GOAL ::
Your task is to print all of the data word for word.

☆ ☆ ☆

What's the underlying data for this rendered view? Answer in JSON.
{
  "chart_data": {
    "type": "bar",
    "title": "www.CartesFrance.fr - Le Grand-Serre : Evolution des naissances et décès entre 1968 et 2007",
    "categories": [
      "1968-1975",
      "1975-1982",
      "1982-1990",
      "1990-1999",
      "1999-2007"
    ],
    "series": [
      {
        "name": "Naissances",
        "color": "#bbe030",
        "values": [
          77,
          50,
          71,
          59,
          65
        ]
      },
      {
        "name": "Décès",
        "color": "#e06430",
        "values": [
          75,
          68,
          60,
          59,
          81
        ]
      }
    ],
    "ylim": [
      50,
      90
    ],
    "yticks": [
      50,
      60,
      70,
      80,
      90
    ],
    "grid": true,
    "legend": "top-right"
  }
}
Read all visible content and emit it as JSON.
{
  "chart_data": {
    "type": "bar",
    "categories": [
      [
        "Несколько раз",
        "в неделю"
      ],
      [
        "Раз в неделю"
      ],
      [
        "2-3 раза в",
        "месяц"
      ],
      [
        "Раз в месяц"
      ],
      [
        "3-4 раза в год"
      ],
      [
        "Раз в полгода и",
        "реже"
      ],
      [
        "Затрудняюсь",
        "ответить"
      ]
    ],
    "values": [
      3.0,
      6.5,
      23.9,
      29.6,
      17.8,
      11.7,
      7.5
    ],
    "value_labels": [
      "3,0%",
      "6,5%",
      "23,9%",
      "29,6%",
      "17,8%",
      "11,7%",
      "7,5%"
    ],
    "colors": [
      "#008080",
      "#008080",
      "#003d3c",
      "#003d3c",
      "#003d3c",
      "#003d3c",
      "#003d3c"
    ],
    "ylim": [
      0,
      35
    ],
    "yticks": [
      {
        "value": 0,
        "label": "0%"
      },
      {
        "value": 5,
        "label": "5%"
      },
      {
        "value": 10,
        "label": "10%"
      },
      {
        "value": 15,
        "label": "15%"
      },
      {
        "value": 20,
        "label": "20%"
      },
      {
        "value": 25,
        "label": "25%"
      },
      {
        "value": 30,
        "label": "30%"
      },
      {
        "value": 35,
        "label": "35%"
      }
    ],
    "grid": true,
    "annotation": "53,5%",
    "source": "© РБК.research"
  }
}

☆ ☆ ☆

OUTPUT FOR THIS EXERCISE ::
What's the underlying data for this rendered view? Answer in JSON.
{
  "chart_data": {
    "type": "bar",
    "title": "www.CartesFrance.fr - Le Grand-Serre : Evolution des naissances et décès entre 1968 et 2007",
    "categories": [
      "1968-1975",
      "1975-1982",
      "1982-1990",
      "1990-1999",
      "1999-2007"
    ],
    "series": [
      {
        "name": "Naissances",
        "color": "#bbe030",
        "values": [
          77,
          50,
          71,
          59,
          65
        ]
      },
      {
        "name": "Décès",
        "color": "#e06430",
        "values": [
          75,
          68,
          60,
          59,
          81
        ]
      }
    ],
    "ylim": [
      50,
      90
    ],
    "yticks": [
      50,
      60,
      70,
      80,
      90
    ],
    "grid": true,
    "legend": "top-right"
  }
}
Read all visible content and emit it as JSON.
{
  "chart_data": {
    "type": "bar",
    "categories": [
      [
        "Несколько раз",
        "в неделю"
      ],
      [
        "Раз в неделю"
      ],
      [
        "2-3 раза в",
        "месяц"
      ],
      [
        "Раз в месяц"
      ],
      [
        "3-4 раза в год"
      ],
      [
        "Раз в полгода и",
        "реже"
      ],
      [
        "Затрудняюсь",
        "ответить"
      ]
    ],
    "values": [
      3.0,
      6.5,
      23.9,
      29.6,
      17.8,
      11.7,
      7.5
    ],
    "value_labels": [
      "3,0%",
      "6,5%",
      "23,9%",
      "29,6%",
      "17,8%",
      "11,7%",
      "7,5%"
    ],
    "colors": [
      "#008080",
      "#008080",
      "#003d3c",
      "#003d3c",
      "#003d3c",
      "#003d3c",
      "#003d3c"
    ],
    "ylim": [
      0,
      35
    ],
    "yticks": [
      {
        "value": 0,
        "label": "0%"
      },
      {
        "value": 5,
        "label": "5%"
      },
      {
        "value": 10,
        "label": "10%"
      },
      {
        "value": 15,
        "label": "15%"
      },
      {
        "value": 20,
        "label": "20%"
      },
      {
        "value": 25,
        "label": "25%"
      },
      {
        "value": 30,
        "label": "30%"
      },
      {
        "value": 35,
        "label": "35%"
      }
    ],
    "grid": true,
    "annotation": "53,5%",
    "source": "© РБК.research"
  }
}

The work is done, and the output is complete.